Data records
-----

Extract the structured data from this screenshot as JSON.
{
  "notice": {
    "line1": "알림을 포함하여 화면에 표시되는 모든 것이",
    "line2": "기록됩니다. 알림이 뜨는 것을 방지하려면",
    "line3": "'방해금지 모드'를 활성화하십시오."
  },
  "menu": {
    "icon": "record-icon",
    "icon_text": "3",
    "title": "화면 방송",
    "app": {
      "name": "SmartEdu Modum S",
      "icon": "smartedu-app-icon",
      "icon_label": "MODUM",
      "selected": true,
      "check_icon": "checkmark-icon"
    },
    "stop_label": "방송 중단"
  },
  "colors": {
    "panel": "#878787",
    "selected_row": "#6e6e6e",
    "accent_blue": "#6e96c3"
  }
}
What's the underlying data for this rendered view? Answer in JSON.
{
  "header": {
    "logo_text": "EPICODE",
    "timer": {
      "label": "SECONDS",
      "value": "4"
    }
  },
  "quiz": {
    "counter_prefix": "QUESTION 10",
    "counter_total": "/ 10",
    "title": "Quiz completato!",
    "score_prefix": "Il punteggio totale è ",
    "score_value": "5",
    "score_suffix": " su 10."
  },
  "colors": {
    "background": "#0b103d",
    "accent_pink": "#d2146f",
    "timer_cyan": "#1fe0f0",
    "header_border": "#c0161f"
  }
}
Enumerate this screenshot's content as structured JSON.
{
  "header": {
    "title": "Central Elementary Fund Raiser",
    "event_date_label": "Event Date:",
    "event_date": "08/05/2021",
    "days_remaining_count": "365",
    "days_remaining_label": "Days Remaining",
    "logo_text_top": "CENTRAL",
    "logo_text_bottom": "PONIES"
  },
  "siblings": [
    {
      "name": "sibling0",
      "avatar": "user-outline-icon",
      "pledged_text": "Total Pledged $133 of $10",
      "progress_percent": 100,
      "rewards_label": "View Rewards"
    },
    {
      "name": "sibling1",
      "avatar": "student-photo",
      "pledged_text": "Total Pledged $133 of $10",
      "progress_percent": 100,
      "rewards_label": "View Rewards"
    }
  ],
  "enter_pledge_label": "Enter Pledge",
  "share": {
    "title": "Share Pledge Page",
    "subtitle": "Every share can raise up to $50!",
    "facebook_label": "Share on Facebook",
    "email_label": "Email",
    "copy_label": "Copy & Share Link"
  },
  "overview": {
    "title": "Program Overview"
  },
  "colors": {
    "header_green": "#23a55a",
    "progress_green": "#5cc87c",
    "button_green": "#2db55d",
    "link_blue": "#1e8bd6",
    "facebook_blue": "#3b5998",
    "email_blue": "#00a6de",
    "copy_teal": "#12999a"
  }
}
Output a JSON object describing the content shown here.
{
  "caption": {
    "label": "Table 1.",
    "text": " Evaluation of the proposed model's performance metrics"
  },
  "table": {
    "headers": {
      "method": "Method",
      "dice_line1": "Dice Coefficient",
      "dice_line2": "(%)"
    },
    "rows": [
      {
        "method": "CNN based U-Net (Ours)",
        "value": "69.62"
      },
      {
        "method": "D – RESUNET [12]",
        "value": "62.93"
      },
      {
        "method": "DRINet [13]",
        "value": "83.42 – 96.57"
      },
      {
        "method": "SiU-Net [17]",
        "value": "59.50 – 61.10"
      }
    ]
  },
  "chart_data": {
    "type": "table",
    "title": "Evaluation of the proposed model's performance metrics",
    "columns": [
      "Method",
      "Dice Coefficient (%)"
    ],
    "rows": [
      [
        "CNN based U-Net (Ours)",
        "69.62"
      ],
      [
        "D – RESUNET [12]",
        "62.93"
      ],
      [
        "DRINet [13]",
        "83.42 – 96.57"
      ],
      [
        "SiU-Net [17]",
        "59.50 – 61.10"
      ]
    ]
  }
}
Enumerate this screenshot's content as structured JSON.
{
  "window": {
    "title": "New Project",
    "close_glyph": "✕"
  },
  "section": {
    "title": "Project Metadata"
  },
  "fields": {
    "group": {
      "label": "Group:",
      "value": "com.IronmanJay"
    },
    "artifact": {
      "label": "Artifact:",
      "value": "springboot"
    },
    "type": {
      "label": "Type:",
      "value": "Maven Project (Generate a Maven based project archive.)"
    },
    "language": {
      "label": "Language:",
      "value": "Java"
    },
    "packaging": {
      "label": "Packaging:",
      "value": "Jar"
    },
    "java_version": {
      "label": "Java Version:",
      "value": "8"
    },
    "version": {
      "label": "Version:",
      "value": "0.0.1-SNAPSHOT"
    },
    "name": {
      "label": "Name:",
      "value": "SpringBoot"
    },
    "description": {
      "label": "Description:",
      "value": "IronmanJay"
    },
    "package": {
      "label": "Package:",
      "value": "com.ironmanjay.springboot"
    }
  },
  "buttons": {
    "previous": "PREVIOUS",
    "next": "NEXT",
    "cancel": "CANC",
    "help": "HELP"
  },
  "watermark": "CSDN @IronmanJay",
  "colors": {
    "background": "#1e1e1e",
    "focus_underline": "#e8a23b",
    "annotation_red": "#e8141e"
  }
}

-----

## Aim:
Recopy the entries above in their entirety, exactly.

## Output of the task:
Extract the structured data from this screenshot as JSON.
{
  "notice": {
    "line1": "알림을 포함하여 화면에 표시되는 모든 것이",
    "line2": "기록됩니다. 알림이 뜨는 것을 방지하려면",
    "line3": "'방해금지 모드'를 활성화하십시오."
  },
  "menu": {
    "icon": "record-icon",
    "icon_text": "3",
    "title": "화면 방송",
    "app": {
      "name": "SmartEdu Modum S",
      "icon": "smartedu-app-icon",
      "icon_label": "MODUM",
      "selected": true,
      "check_icon": "checkmark-icon"
    },
    "stop_label": "방송 중단"
  },
  "colors": {
    "panel": "#878787",
    "selected_row": "#6e6e6e",
    "accent_blue": "#6e96c3"
  }
}
What's the underlying data for this rendered view? Answer in JSON.
{
  "header": {
    "logo_text": "EPICODE",
    "timer": {
      "label": "SECONDS",
      "value": "4"
    }
  },
  "quiz": {
    "counter_prefix": "QUESTION 10",
    "counter_total": "/ 10",
    "title": "Quiz completato!",
    "score_prefix": "Il punteggio totale è ",
    "score_value": "5",
    "score_suffix": " su 10."
  },
  "colors": {
    "background": "#0b103d",
    "accent_pink": "#d2146f",
    "timer_cyan": "#1fe0f0",
    "header_border": "#c0161f"
  }
}
Enumerate this screenshot's content as structured JSON.
{
  "header": {
    "title": "Central Elementary Fund Raiser",
    "event_date_label": "Event Date:",
    "event_date": "08/05/2021",
    "days_remaining_count": "365",
    "days_remaining_label": "Days Remaining",
    "logo_text_top": "CENTRAL",
    "logo_text_bottom": "PONIES"
  },
  "siblings": [
    {
      "name": "sibling0",
      "avatar": "user-outline-icon",
      "pledged_text": "Total Pledged $133 of $10",
      "progress_percent": 100,
      "rewards_label": "View Rewards"
    },
    {
      "name": "sibling1",
      "avatar": "student-photo",
      "pledged_text": "Total Pledged $133 of $10",
      "progress_percent": 100,
      "rewards_label": "View Rewards"
    }
  ],
  "enter_pledge_label": "Enter Pledge",
  "share": {
    "title": "Share Pledge Page",
    "subtitle": "Every share can raise up to $50!",
    "facebook_label": "Share on Facebook",
    "email_label": "Email",
    "copy_label": "Copy & Share Link"
  },
  "overview": {
    "title": "Program Overview"
  },
  "colors": {
    "header_green": "#23a55a",
    "progress_green": "#5cc87c",
    "button_green": "#2db55d",
    "link_blue": "#1e8bd6",
    "facebook_blue": "#3b5998",
    "email_blue": "#00a6de",
    "copy_teal": "#12999a"
  }
}
Output a JSON object describing the content shown here.
{
  "caption": {
    "label": "Table 1.",
    "text": " Evaluation of the proposed model's performance metrics"
  },
  "table": {
    "headers": {
      "method": "Method",
      "dice_line1": "Dice Coefficient",
      "dice_line2": "(%)"
    },
    "rows": [
      {
        "method": "CNN based U-Net (Ours)",
        "value": "69.62"
      },
      {
        "method": "D – RESUNET [12]",
        "value": "62.93"
      },
      {
        "method": "DRINet [13]",
        "value": "83.42 – 96.57"
      },
      {
        "method": "SiU-Net [17]",
        "value": "59.50 – 61.10"
      }
    ]
  },
  "chart_data": {
    "type": "table",
    "title": "Evaluation of the proposed model's performance metrics",
    "columns": [
      "Method",
      "Dice Coefficient (%)"
    ],
    "rows": [
      [
        "CNN based U-Net (Ours)",
        "69.62"
      ],
      [
        "D – RESUNET [12]",
        "62.93"
      ],
      [
        "DRINet [13]",
        "83.42 – 96.57"
      ],
      [
        "SiU-Net [17]",
        "59.50 – 61.10"
      ]
    ]
  }
}
Enumerate this screenshot's content as structured JSON.
{
  "window": {
    "title": "New Project",
    "close_glyph": "✕"
  },
  "section": {
    "title": "Project Metadata"
  },
  "fields": {
    "group": {
      "label": "Group:",
      "value": "com.IronmanJay"
    },
    "artifact": {
      "label": "Artifact:",
      "value": "springboot"
    },
    "type": {
      "label": "Type:",
      "value": "Maven Project (Generate a Maven based project archive.)"
    },
    "language": {
      "label": "Language:",
      "value": "Java"
    },
    "packaging": {
      "label": "Packaging:",
      "value": "Jar"
    },
    "java_version": {
      "label": "Java Version:",
      "value": "8"
    },
    "version": {
      "label": "Version:",
      "value": "0.0.1-SNAPSHOT"
    },
    "name": {
      "label": "Name:",
      "value": "SpringBoot"
    },
    "description": {
      "label": "Description:",
      "value": "IronmanJay"
    },
    "package": {
      "label": "Package:",
      "value": "com.ironmanjay.springboot"
    }
  },
  "buttons": {
    "previous": "PREVIOUS",
    "next": "NEXT",
    "cancel": "CANC",
    "help": "HELP"
  },
  "watermark": "CSDN @IronmanJay",
  "colors": {
    "background": "#1e1e1e",
    "focus_underline": "#e8a23b",
    "annotation_red": "#e8141e"
  }
}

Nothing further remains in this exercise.